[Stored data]
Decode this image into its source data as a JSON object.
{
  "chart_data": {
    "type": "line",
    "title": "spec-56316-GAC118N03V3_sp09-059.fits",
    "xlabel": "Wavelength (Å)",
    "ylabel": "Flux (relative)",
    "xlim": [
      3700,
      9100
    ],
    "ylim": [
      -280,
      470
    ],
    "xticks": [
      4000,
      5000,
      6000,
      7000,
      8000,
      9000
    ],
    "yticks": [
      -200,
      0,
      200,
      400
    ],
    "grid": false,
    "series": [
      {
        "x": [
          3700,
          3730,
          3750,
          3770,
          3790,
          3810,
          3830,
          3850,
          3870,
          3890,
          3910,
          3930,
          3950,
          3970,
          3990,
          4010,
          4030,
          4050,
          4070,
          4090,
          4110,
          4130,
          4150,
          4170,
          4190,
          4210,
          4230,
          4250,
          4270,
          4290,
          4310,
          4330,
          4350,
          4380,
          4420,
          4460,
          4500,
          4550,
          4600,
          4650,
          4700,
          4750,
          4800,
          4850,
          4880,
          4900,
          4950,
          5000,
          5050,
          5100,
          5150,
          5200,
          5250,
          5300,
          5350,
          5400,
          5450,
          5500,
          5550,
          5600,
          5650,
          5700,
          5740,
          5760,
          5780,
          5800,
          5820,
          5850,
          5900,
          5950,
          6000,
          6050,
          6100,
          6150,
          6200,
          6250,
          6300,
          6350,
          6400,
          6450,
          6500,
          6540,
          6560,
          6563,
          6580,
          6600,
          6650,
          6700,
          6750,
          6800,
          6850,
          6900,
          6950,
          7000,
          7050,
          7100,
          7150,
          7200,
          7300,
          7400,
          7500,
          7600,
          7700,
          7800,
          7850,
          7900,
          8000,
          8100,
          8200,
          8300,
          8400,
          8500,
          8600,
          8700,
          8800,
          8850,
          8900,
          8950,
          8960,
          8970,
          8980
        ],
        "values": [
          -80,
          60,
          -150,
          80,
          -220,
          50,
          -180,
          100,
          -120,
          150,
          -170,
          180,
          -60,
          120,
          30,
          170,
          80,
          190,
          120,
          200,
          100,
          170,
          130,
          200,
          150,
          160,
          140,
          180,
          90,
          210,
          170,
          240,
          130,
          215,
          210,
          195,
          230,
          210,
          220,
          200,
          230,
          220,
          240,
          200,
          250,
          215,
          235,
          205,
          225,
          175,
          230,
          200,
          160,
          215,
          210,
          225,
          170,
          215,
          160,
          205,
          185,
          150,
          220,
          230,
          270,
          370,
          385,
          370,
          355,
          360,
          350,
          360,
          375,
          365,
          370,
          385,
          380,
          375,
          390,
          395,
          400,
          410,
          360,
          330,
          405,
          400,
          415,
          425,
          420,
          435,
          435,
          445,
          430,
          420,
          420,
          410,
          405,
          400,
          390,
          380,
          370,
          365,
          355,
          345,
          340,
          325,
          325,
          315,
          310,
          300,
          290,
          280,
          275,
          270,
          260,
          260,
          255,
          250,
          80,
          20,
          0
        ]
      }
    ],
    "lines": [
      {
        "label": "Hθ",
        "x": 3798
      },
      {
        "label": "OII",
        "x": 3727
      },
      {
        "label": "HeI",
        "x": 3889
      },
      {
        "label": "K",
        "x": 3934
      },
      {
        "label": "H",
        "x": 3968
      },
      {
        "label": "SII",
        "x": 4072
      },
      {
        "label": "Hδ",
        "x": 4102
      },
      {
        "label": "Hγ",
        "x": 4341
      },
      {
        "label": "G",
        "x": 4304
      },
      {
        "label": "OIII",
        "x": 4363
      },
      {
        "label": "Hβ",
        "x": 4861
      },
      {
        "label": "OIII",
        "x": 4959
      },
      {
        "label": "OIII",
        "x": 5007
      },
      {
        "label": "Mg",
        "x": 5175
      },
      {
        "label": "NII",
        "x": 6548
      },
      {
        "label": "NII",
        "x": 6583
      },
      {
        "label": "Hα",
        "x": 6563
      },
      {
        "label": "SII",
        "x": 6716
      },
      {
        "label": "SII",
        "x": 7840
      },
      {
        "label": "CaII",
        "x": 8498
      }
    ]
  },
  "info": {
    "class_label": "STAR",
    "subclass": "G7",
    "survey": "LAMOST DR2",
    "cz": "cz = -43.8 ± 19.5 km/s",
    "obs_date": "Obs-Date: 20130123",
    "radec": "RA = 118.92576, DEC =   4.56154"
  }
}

> [Problem to work on]: Your task is to repeat the data exactly, with nothing left out.

> [Exercise result]:
Decode this image into its source data as a JSON object.
{
  "chart_data": {
    "type": "line",
    "title": "spec-56316-GAC118N03V3_sp09-059.fits",
    "xlabel": "Wavelength (Å)",
    "ylabel": "Flux (relative)",
    "xlim": [
      3700,
      9100
    ],
    "ylim": [
      -280,
      470
    ],
    "xticks": [
      4000,
      5000,
      6000,
      7000,
      8000,
      9000
    ],
    "yticks": [
      -200,
      0,
      200,
      400
    ],
    "grid": false,
    "series": [
      {
        "x": [
          3700,
          3730,
          3750,
          3770,
          3790,
          3810,
          3830,
          3850,
          3870,
          3890,
          3910,
          3930,
          3950,
          3970,
          3990,
          4010,
          4030,
          4050,
          4070,
          4090,
          4110,
          4130,
          4150,
          4170,
          4190,
          4210,
          4230,
          4250,
          4270,
          4290,
          4310,
          4330,
          4350,
          4380,
          4420,
          4460,
          4500,
          4550,
          4600,
          4650,
          4700,
          4750,
          4800,
          4850,
          4880,
          4900,
          4950,
          5000,
          5050,
          5100,
          5150,
          5200,
          5250,
          5300,
          5350,
          5400,
          5450,
          5500,
          5550,
          5600,
          5650,
          5700,
          5740,
          5760,
          5780,
          5800,
          5820,
          5850,
          5900,
          5950,
          6000,
          6050,
          6100,
          6150,
          6200,
          6250,
          6300,
          6350,
          6400,
          6450,
          6500,
          6540,
          6560,
          6563,
          6580,
          6600,
          6650,
          6700,
          6750,
          6800,
          6850,
          6900,
          6950,
          7000,
          7050,
          7100,
          7150,
          7200,
          7300,
          7400,
          7500,
          7600,
          7700,
          7800,
          7850,
          7900,
          8000,
          8100,
          8200,
          8300,
          8400,
          8500,
          8600,
          8700,
          8800,
          8850,
          8900,
          8950,
          8960,
          8970,
          8980
        ],
        "values": [
          -80,
          60,
          -150,
          80,
          -220,
          50,
          -180,
          100,
          -120,
          150,
          -170,
          180,
          -60,
          120,
          30,
          170,
          80,
          190,
          120,
          200,
          100,
          170,
          130,
          200,
          150,
          160,
          140,
          180,
          90,
          210,
          170,
          240,
          130,
          215,
          210,
          195,
          230,
          210,
          220,
          200,
          230,
          220,
          240,
          200,
          250,
          215,
          235,
          205,
          225,
          175,
          230,
          200,
          160,
          215,
          210,
          225,
          170,
          215,
          160,
          205,
          185,
          150,
          220,
          230,
          270,
          370,
          385,
          370,
          355,
          360,
          350,
          360,
          375,
          365,
          370,
          385,
          380,
          375,
          390,
          395,
          400,
          410,
          360,
          330,
          405,
          400,
          415,
          425,
          420,
          435,
          435,
          445,
          430,
          420,
          420,
          410,
          405,
          400,
          390,
          380,
          370,
          365,
          355,
          345,
          340,
          325,
          325,
          315,
          310,
          300,
          290,
          280,
          275,
          270,
          260,
          260,
          255,
          250,
          80,
          20,
          0
        ]
      }
    ],
    "lines": [
      {
        "label": "Hθ",
        "x": 3798
      },
      {
        "label": "OII",
        "x": 3727
      },
      {
        "label": "HeI",
        "x": 3889
      },
      {
        "label": "K",
        "x": 3934
      },
      {
        "label": "H",
        "x": 3968
      },
      {
        "label": "SII",
        "x": 4072
      },
      {
        "label": "Hδ",
        "x": 4102
      },
      {
        "label": "Hγ",
        "x": 4341
      },
      {
        "label": "G",
        "x": 4304
      },
      {
        "label": "OIII",
        "x": 4363
      },
      {
        "label": "Hβ",
        "x": 4861
      },
      {
        "label": "OIII",
        "x": 4959
      },
      {
        "label": "OIII",
        "x": 5007
      },
      {
        "label": "Mg",
        "x": 5175
      },
      {
        "label": "NII",
        "x": 6548
      },
      {
        "label": "NII",
        "x": 6583
      },
      {
        "label": "Hα",
        "x": 6563
      },
      {
        "label": "SII",
        "x": 6716
      },
      {
        "label": "SII",
        "x": 7840
      },
      {
        "label": "CaII",
        "x": 8498
      }
    ]
  },
  "info": {
    "class_label": "STAR",
    "subclass": "G7",
    "survey": "LAMOST DR2",
    "cz": "cz = -43.8 ± 19.5 km/s",
    "obs_date": "Obs-Date: 20130123",
    "radec": "RA = 118.92576, DEC =   4.56154"
  }
}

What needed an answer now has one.